> [Aim of the exercise]
Omit all pictures and give the records below again exactly as written.

══ Supplied data

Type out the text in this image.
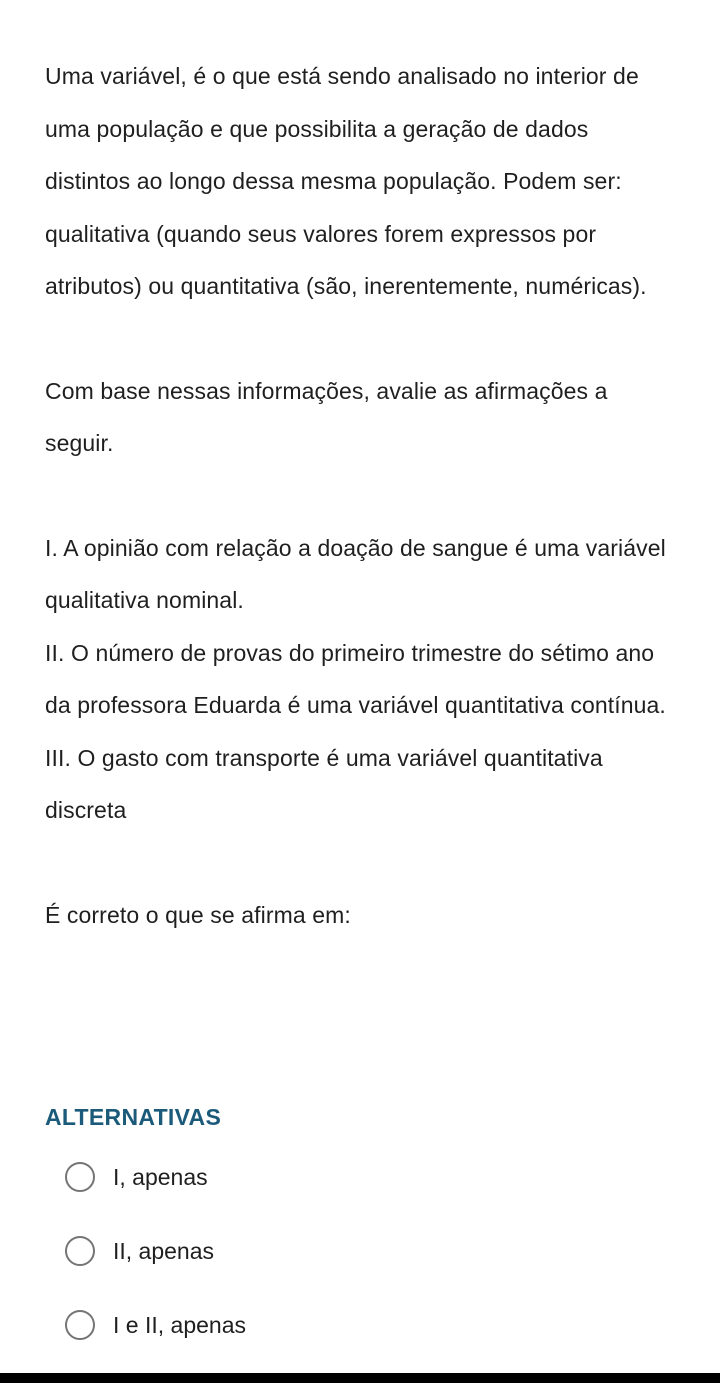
Uma variável, é o que está sendo analisado no interior de uma população e que possibilita a geração de dados distintos ao longo dessa mesma população. Podem ser: qualitativa (quando seus valores forem expressos por atributos) ou quantitativa (são, inerentemente, numéricas).

Com base nessas informações, avalie as afirmações a seguir.

I. A opinião com relação a doação de sangue é uma variável qualitativa nominal.

II. O número de provas do primeiro trimestre do sétimo ano da professora Eduarda é uma variável quantitativa contínua.

III. O gasto com transporte é uma variável quantitativa discreta

É correto o que se afirma em:

ALTERNATIVAS
I, apenas
II, apenas
I e II, apenas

════

> [Task response]
Type out the text in this image.
Uma variável, é o que está sendo analisado no interior de uma população e que possibilita a geração de dados distintos ao longo dessa mesma população. Podem ser: qualitativa (quando seus valores forem expressos por atributos) ou quantitativa (são, inerentemente, numéricas).

Com base nessas informações, avalie as afirmações a seguir.

I. A opinião com relação a doação de sangue é uma variável qualitativa nominal.

II. O número de provas do primeiro trimestre do sétimo ano da professora Eduarda é uma variável quantitativa contínua.

III. O gasto com transporte é uma variável quantitativa discreta

É correto o que se afirma em:

ALTERNATIVAS
I, apenas
II, apenas
I e II, apenas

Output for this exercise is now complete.